Saved data records
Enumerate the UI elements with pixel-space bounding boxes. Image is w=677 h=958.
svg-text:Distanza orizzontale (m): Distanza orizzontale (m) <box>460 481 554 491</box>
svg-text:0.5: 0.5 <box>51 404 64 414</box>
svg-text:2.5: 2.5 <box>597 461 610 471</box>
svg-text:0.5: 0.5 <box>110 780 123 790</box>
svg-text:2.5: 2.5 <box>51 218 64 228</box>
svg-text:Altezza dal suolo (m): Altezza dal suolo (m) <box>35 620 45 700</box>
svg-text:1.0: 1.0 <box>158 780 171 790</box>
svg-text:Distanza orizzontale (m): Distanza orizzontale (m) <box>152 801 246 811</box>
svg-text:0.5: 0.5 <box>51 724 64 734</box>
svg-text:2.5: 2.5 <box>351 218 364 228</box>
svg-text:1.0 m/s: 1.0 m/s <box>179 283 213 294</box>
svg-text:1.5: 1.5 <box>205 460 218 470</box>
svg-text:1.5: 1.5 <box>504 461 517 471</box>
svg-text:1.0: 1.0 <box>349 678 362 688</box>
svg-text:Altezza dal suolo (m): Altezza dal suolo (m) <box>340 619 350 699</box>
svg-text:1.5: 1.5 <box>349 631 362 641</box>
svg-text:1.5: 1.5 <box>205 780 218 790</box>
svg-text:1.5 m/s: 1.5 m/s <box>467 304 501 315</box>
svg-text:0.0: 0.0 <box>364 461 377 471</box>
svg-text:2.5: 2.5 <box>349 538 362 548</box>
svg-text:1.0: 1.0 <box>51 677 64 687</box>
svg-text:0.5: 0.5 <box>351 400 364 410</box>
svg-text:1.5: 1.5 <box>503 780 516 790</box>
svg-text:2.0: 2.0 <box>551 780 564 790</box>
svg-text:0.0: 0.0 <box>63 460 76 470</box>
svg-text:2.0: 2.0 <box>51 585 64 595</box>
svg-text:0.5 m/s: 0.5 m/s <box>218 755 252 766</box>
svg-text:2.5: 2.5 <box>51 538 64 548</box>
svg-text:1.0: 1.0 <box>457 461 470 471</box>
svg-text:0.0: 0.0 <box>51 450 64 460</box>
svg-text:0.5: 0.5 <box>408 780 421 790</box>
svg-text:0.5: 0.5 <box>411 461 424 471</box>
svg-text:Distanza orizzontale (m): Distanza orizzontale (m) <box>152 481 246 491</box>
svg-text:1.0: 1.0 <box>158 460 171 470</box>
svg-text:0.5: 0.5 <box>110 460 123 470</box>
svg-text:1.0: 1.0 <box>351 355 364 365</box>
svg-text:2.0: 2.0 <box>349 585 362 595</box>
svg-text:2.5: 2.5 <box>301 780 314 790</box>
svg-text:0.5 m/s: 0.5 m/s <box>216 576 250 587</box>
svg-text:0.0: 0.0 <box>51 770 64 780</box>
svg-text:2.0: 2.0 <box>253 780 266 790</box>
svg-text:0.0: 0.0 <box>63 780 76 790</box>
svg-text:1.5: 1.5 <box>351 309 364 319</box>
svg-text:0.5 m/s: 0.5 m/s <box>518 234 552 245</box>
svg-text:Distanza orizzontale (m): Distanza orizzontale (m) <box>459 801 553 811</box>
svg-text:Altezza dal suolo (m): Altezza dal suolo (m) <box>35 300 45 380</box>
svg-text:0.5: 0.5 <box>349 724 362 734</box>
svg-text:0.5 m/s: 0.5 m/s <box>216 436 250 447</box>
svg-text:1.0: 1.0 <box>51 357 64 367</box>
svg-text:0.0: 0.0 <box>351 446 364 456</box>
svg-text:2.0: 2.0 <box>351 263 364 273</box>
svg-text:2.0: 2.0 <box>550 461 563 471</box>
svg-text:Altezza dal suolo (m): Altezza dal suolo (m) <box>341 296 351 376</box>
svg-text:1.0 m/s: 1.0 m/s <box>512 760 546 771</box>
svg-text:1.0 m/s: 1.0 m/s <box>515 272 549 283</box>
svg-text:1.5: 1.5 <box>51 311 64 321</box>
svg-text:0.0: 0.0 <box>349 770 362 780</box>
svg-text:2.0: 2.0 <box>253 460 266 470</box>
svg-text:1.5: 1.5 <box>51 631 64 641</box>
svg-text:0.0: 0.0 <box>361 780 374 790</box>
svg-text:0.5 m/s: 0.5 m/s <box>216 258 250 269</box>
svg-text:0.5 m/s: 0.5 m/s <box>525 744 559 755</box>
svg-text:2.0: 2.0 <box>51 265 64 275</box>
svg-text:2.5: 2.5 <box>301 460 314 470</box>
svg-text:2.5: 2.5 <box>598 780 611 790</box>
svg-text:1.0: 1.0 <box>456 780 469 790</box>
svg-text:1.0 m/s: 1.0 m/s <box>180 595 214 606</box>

* Direction *
Please rename "Altezza dal suolo (m)" to "Height above ground (m)" throughout the records above, and reproduce every line with nothing else changed.

* Result for this exercise *
Enumerate the UI elements with pixel-space bounding boxes. Image is w=677 h=958.
svg-text:Distanza orizzontale (m): Distanza orizzontale (m) <box>460 481 554 491</box>
svg-text:0.5: 0.5 <box>51 404 64 414</box>
svg-text:2.5: 2.5 <box>597 461 610 471</box>
svg-text:0.5: 0.5 <box>110 780 123 790</box>
svg-text:2.5: 2.5 <box>51 218 64 228</box>
svg-text:Height above ground (m): Height above ground (m) <box>35 620 45 700</box>
svg-text:1.0: 1.0 <box>158 780 171 790</box>
svg-text:Distanza orizzontale (m): Distanza orizzontale (m) <box>152 801 246 811</box>
svg-text:0.5: 0.5 <box>51 724 64 734</box>
svg-text:2.5: 2.5 <box>351 218 364 228</box>
svg-text:1.0 m/s: 1.0 m/s <box>179 283 213 294</box>
svg-text:1.5: 1.5 <box>205 460 218 470</box>
svg-text:1.5: 1.5 <box>504 461 517 471</box>
svg-text:1.0: 1.0 <box>349 678 362 688</box>
svg-text:Height above ground (m): Height above ground (m) <box>340 619 350 699</box>
svg-text:1.5: 1.5 <box>349 631 362 641</box>
svg-text:1.5: 1.5 <box>205 780 218 790</box>
svg-text:1.5 m/s: 1.5 m/s <box>467 304 501 315</box>
svg-text:0.0: 0.0 <box>364 461 377 471</box>
svg-text:2.5: 2.5 <box>349 538 362 548</box>
svg-text:1.0: 1.0 <box>51 677 64 687</box>
svg-text:0.5: 0.5 <box>351 400 364 410</box>
svg-text:1.5: 1.5 <box>503 780 516 790</box>
svg-text:2.0: 2.0 <box>551 780 564 790</box>
svg-text:0.0: 0.0 <box>63 460 76 470</box>
svg-text:2.0: 2.0 <box>51 585 64 595</box>
svg-text:0.5 m/s: 0.5 m/s <box>218 755 252 766</box>
svg-text:2.5: 2.5 <box>51 538 64 548</box>
svg-text:1.0: 1.0 <box>457 461 470 471</box>
svg-text:0.0: 0.0 <box>51 450 64 460</box>
svg-text:0.5: 0.5 <box>408 780 421 790</box>
svg-text:0.5: 0.5 <box>411 461 424 471</box>
svg-text:Distanza orizzontale (m): Distanza orizzontale (m) <box>152 481 246 491</box>
svg-text:1.0: 1.0 <box>158 460 171 470</box>
svg-text:0.5: 0.5 <box>110 460 123 470</box>
svg-text:1.0: 1.0 <box>351 355 364 365</box>
svg-text:2.0: 2.0 <box>349 585 362 595</box>
svg-text:2.5: 2.5 <box>301 780 314 790</box>
svg-text:0.5 m/s: 0.5 m/s <box>216 576 250 587</box>
svg-text:0.0: 0.0 <box>51 770 64 780</box>
svg-text:2.0: 2.0 <box>253 780 266 790</box>
svg-text:0.0: 0.0 <box>63 780 76 790</box>
svg-text:1.5: 1.5 <box>351 309 364 319</box>
svg-text:0.5 m/s: 0.5 m/s <box>518 234 552 245</box>
svg-text:Distanza orizzontale (m): Distanza orizzontale (m) <box>459 801 553 811</box>
svg-text:Height above ground (m): Height above ground (m) <box>35 300 45 380</box>
svg-text:0.5: 0.5 <box>349 724 362 734</box>
svg-text:0.5 m/s: 0.5 m/s <box>216 436 250 447</box>
svg-text:1.0: 1.0 <box>51 357 64 367</box>
svg-text:0.0: 0.0 <box>351 446 364 456</box>
svg-text:2.0: 2.0 <box>351 263 364 273</box>
svg-text:2.0: 2.0 <box>550 461 563 471</box>
svg-text:Height above ground (m): Height above ground (m) <box>341 296 351 376</box>
svg-text:1.0 m/s: 1.0 m/s <box>512 760 546 771</box>
svg-text:1.0 m/s: 1.0 m/s <box>515 272 549 283</box>
svg-text:1.5: 1.5 <box>51 311 64 321</box>
svg-text:0.0: 0.0 <box>349 770 362 780</box>
svg-text:2.0: 2.0 <box>253 460 266 470</box>
svg-text:1.5: 1.5 <box>51 631 64 641</box>
svg-text:0.0: 0.0 <box>361 780 374 790</box>
svg-text:0.5 m/s: 0.5 m/s <box>216 258 250 269</box>
svg-text:0.5 m/s: 0.5 m/s <box>525 744 559 755</box>
svg-text:2.0: 2.0 <box>51 265 64 275</box>
svg-text:2.5: 2.5 <box>301 460 314 470</box>
svg-text:2.5: 2.5 <box>598 780 611 790</box>
svg-text:1.0: 1.0 <box>456 780 469 790</box>
svg-text:1.0 m/s: 1.0 m/s <box>180 595 214 606</box>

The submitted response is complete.